SELECTED EXCERPT:
The hopes and expectations are still high even as the governor takes oath of allegiance to mark the commencement of his second term in office. For many, it is time for Samuel Ortom to make the people reposed or redevelop confidence in his government through robust and physically viable developmental projects that tends to transform the state and improve the livelihood of every Benue citizenry.

Expectedly, our Correspondents spoke to some Benue citizens who spoke on their expectations from the second term of governor Samuel Ortom One of them, an elder statesman and former permanent Secretary in the state, Engr. Peter Torjum, expects the governor to take development to the rural areas of the 23 local governments of the state. He also wants the governor to address the issue of welfare of workers and pensioners in the State.

“The governor should take development to the rural areas because his first four years witnessed low presence in the rural areas of the state. So he should focus on the grass roots.

“Let him bring in technocrats who can perform very well so that his second term will not be abysmal. He needs competent hands run his second term. It is key.

“In the area of welfare, I know the salary is regular now, except for the arrears. So he should try to pay we pensioners our wages as at when due, that is most important. And he should then pay some gratuities and pensions arrears. All these things if he pays then we will be very happy and support him to run his second term very well,” Engr Peter Torjum said.

A youth, Mr. Terseer Bamber wants the governor to cash in on agriculture which is the main stead of the people so as to improve the economy of the state.

“The expectations of an average Benue person is development beyond what we have seen in time past. We expect job creation, infrastructural development and most importantly assuming our position in the comparative advantage we have, which is agriculture. In the past four years of Ortom administration, we have not seen these things as Benue youths, come to limelight.

“So my expectations in his next four years is to see him prioritize these areas I have mentioned. First of all, commercializing agriculture, moving to improve infrastructure both within the cosmopolitan centres of the state and the rural areas, and then most importantly paying particular attention to youth employment and empowerment, because if that is not addressed, we are definitely sitting on a time bomb,” Mr. Bamber noted.

Mr. Odaudu Owoicho opined that, “as a Nigerian and an indigene of Benue State, my expectations from Ortom’s first and present administrations have been high. But, like the saying goes: “Expectations Kills”, so, for this singular reason and experiences of poor leadership from the past political administrations, I expect nothing, but if this present leadership led by the Samuel Ortom’s (PDP) gives us a new direction and thought, I will expect nothing but the best. More particularly in the areas of salary payment and augmentation, job creation/youth empowerment amongst other things – industrialisation, infrastructural development and other basic amenities for the wellbeing of the people.”

Another Benue indigene who preferred to be addressed as Martins, said bluntly that governor Ortom has nothing to offer Benue judging by his antecedents in his first term and even others positions.

“GOING BY HIS ANTECEDENTS IN THE THE FIRST TERM, I DON’T EXPECT MUCH FROM HIM, BECAUSE HE HAS SHOWN THAT HE LACKS VISION.  This is without sentiments, but as a keen observer, going by his past records, he has nothing to offer Benue.

Dataset items:
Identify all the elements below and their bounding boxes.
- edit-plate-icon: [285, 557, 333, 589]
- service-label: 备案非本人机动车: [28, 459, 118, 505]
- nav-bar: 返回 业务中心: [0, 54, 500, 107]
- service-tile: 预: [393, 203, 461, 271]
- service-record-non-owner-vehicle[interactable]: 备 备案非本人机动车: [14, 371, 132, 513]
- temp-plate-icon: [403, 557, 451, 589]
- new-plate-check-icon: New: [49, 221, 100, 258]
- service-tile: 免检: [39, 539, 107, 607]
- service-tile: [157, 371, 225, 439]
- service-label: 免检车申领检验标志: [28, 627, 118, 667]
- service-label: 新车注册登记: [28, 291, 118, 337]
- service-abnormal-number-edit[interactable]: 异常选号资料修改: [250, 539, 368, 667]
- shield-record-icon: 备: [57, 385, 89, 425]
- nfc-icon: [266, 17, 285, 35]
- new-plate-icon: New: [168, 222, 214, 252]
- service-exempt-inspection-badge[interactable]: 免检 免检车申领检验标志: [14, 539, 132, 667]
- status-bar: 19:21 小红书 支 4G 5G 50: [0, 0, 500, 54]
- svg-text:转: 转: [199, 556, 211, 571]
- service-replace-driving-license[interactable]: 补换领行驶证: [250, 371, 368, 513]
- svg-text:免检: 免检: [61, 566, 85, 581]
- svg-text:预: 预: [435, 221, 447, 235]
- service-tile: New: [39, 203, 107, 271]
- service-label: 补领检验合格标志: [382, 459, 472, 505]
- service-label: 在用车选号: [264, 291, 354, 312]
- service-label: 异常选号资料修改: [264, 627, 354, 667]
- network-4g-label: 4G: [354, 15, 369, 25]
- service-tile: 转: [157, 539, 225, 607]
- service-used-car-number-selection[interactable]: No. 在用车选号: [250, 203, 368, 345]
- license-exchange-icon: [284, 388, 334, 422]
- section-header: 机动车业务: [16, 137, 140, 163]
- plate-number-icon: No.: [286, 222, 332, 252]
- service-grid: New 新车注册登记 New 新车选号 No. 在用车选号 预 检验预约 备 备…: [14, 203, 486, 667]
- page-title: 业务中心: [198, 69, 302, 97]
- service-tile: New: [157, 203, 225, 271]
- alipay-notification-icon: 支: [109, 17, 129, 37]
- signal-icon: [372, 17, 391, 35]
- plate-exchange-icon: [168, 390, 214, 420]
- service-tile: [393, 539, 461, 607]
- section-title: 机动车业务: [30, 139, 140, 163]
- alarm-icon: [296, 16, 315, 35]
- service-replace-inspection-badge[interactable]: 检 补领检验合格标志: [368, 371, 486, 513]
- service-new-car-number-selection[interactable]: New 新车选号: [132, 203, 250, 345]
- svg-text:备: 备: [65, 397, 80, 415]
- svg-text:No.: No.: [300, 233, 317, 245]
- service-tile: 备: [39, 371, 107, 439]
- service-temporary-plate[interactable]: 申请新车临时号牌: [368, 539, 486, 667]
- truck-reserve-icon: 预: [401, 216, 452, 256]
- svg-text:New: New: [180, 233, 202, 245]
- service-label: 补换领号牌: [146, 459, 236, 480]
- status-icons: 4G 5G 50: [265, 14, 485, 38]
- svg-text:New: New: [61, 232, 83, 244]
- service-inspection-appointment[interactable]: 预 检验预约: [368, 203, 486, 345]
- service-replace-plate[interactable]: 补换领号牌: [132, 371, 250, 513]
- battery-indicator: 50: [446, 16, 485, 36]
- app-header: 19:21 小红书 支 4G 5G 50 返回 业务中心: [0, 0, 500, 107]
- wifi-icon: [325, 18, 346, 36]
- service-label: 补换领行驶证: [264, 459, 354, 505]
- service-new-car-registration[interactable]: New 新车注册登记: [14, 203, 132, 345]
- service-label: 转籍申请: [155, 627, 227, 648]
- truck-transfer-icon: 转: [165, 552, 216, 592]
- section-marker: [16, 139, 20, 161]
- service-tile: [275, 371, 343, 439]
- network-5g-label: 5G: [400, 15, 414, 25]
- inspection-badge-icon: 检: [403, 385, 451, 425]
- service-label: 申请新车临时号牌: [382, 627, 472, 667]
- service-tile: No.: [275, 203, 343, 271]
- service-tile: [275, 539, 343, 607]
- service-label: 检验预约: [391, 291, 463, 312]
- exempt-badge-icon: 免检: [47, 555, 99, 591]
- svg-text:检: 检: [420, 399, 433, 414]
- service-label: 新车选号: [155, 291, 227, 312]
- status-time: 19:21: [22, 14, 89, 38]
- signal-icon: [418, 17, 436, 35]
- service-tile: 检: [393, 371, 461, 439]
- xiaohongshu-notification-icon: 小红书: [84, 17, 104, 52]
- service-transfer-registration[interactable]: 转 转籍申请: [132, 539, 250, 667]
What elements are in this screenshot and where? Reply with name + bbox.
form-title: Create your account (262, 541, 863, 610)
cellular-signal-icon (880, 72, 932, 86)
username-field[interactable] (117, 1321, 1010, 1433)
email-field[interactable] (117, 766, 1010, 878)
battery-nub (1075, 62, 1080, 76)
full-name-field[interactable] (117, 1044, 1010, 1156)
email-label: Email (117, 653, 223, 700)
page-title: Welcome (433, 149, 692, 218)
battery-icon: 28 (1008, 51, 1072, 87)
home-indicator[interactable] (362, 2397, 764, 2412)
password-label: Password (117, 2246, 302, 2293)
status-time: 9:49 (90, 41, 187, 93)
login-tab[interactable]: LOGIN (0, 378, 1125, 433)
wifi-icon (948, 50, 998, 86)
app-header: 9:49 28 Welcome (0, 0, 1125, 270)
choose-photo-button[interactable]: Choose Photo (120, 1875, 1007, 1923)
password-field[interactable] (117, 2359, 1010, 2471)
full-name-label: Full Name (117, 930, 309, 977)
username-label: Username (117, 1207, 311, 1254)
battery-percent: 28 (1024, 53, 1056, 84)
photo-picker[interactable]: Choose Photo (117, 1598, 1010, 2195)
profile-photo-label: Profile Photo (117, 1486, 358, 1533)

TASK PROMPT:
Could you repeat word for word the passage of the article on Governor Ortom's second term from "Mr. Odaudu Owoicho" to "even others positions."?

SOLUTION TO THE PROBLEM:
Mr. Odaudu Owoicho opined that, “as a Nigerian and an indigene of Benue State, my expectations from Ortom’s first and present administrations have been high. But, like the saying goes: “Expectations Kills”, so, for this singular reason and experiences of poor leadership from the past political administrations, I expect nothing, but if this present leadership led by the Samuel Ortom’s (PDP) gives us a new direction and thought, I will expect nothing but the best. More particularly in the areas of salary payment and augmentation, job creation/youth empowerment amongst other things – industrialisation, infrastructural development and other basic amenities for the wellbeing of the people.”

Another Benue indigene who preferred to be addressed as Martins, said bluntly that governor Ortom has nothing to offer Benue judging by his antecedents in his first term and even others positions.